> **Goal of the exercise**:
Look for the string "Новый" in every line, and copy each line that has it.
-- Start of Given information --
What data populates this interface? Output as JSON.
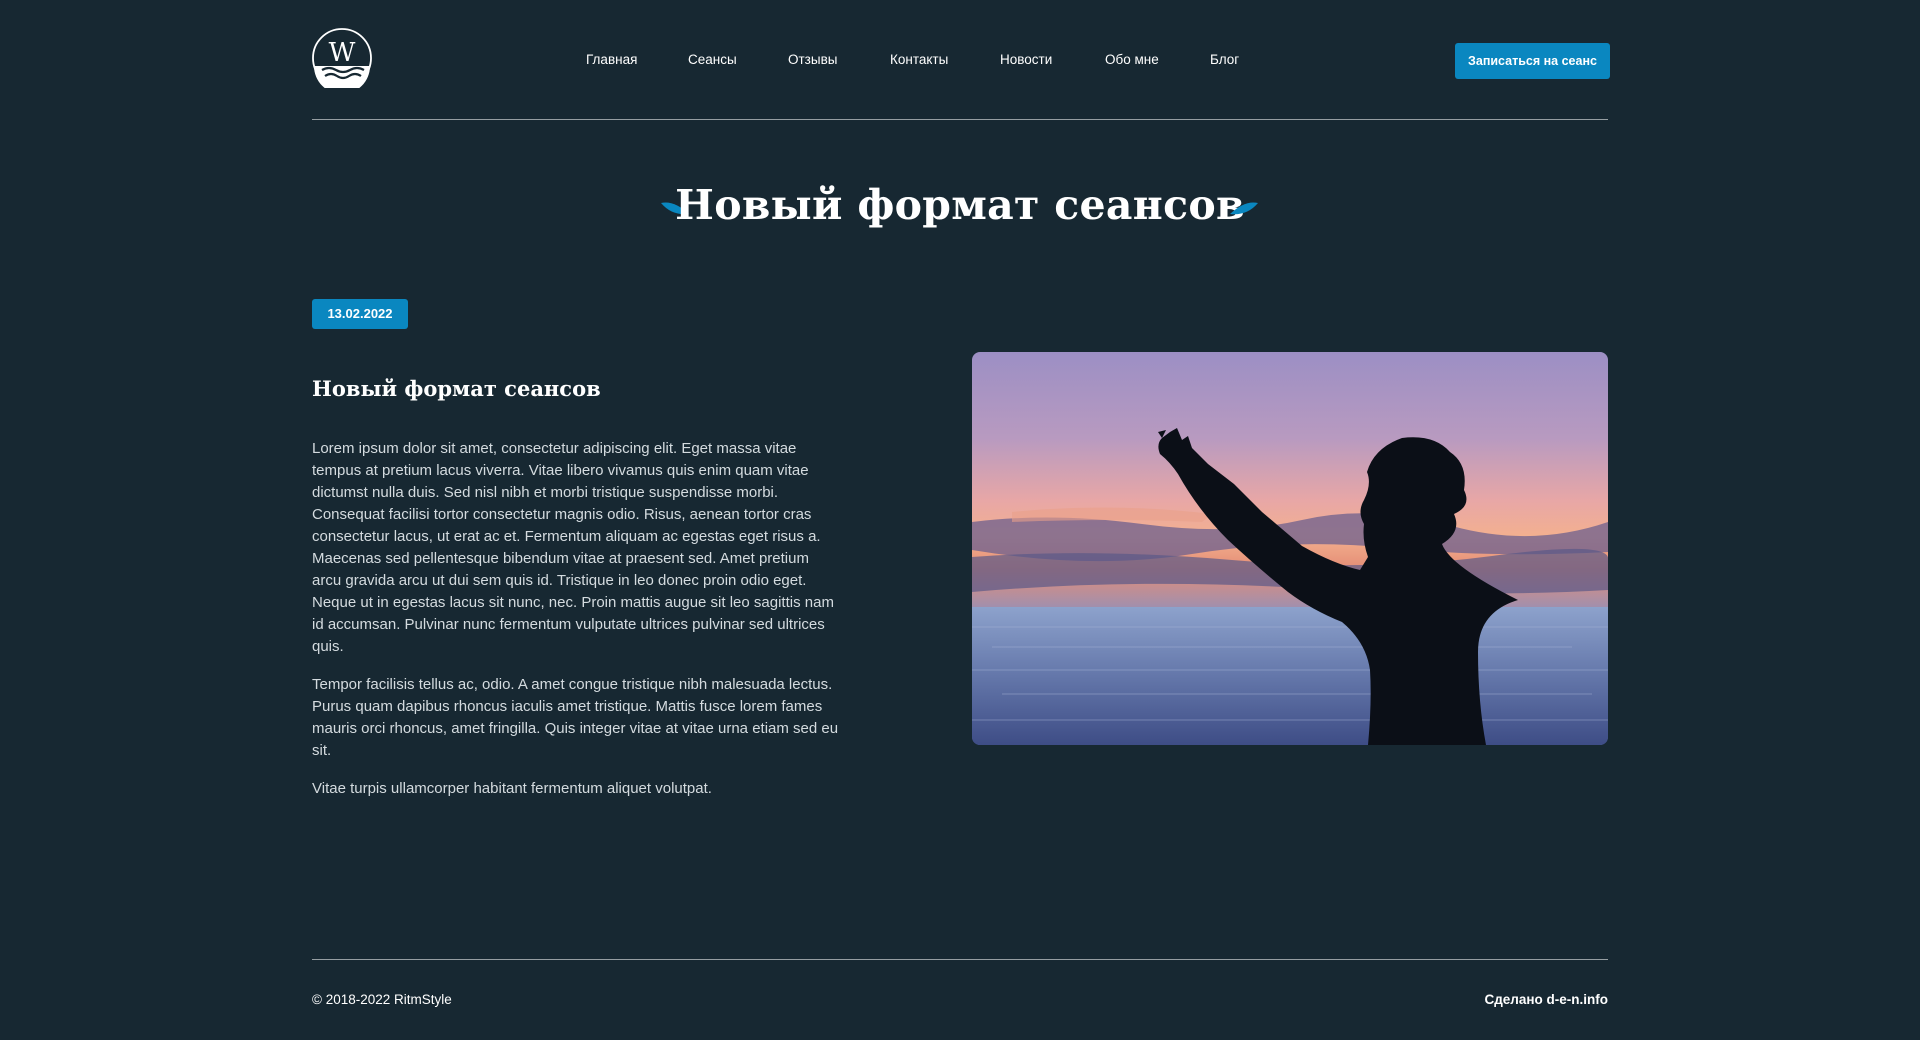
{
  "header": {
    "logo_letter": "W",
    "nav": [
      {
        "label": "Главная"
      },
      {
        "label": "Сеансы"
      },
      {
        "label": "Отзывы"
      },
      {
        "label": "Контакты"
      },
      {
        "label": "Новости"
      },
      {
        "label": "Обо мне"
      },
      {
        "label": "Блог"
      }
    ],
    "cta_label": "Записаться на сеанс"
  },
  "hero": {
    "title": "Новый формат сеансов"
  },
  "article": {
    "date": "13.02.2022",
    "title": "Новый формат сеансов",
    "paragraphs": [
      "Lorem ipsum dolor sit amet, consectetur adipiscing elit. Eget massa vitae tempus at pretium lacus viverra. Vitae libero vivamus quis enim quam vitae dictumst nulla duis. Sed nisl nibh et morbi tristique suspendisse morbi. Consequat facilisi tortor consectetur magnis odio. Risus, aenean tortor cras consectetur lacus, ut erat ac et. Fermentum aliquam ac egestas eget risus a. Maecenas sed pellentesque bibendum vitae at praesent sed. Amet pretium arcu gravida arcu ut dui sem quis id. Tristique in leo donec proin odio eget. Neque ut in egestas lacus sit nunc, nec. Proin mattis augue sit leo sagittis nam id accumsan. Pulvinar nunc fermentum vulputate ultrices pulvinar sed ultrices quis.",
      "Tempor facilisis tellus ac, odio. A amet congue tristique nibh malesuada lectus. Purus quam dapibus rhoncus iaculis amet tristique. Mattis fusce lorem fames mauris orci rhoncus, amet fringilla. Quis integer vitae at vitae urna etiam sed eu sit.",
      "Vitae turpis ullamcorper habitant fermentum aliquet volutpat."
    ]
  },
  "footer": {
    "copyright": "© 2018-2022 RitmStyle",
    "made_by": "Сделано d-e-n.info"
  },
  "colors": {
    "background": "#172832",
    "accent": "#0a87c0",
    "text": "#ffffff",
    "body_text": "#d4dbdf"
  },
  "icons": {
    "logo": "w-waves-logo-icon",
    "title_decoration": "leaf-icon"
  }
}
-- End of Given information --
> **The reply**:
    "title": "Новый формат сеансов"
    "title": "Новый формат сеансов",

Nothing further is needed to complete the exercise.